%%

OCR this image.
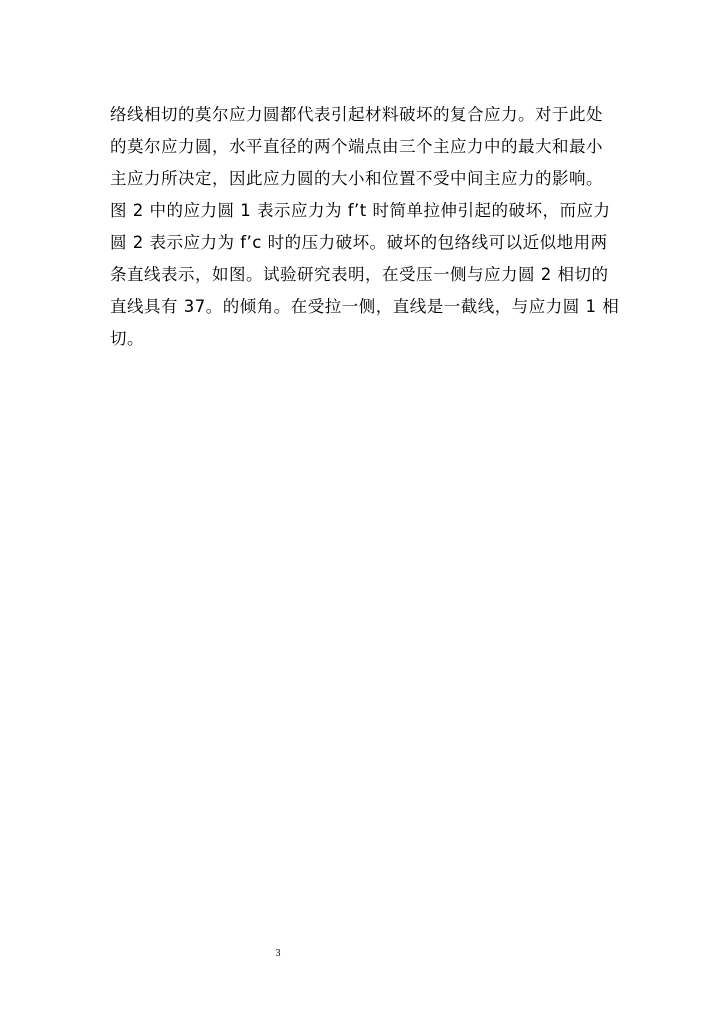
络线相切的莫尔应力圆都代表引起材料破坏的复合应力。对于此处
的莫尔应力圆，水平直径的两个端点由三个主应力中的最大和最小
主应力所决定，因此应力圆的大小和位置不受中间主应力的影响。
图 2 中的应力圆 1 表示应力为 f’t 时简单拉伸引起的破坏，而应力
圆 2 表示应力为 f’c 时的压力破坏。破坏的包络线可以近似地用两
条直线表示，如图。试验研究表明，在受压一侧与应力圆 2 相切的
直线具有 37。的倾角。在受拉一侧，直线是一截线，与应力圆 1 相
切。
3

%%

PROBLEM TO SOLVE –
From the listing above, print every entry precisely and drop the pictures.

FULL SOLUTION –
OCR this image.
络线相切的莫尔应力圆都代表引起材料破坏的复合应力。对于此处
的莫尔应力圆，水平直径的两个端点由三个主应力中的最大和最小
主应力所决定，因此应力圆的大小和位置不受中间主应力的影响。
图 2 中的应力圆 1 表示应力为 f’t 时简单拉伸引起的破坏，而应力
圆 2 表示应力为 f’c 时的压力破坏。破坏的包络线可以近似地用两
条直线表示，如图。试验研究表明，在受压一侧与应力圆 2 相切的
直线具有 37。的倾角。在受拉一侧，直线是一截线，与应力圆 1 相
切。
3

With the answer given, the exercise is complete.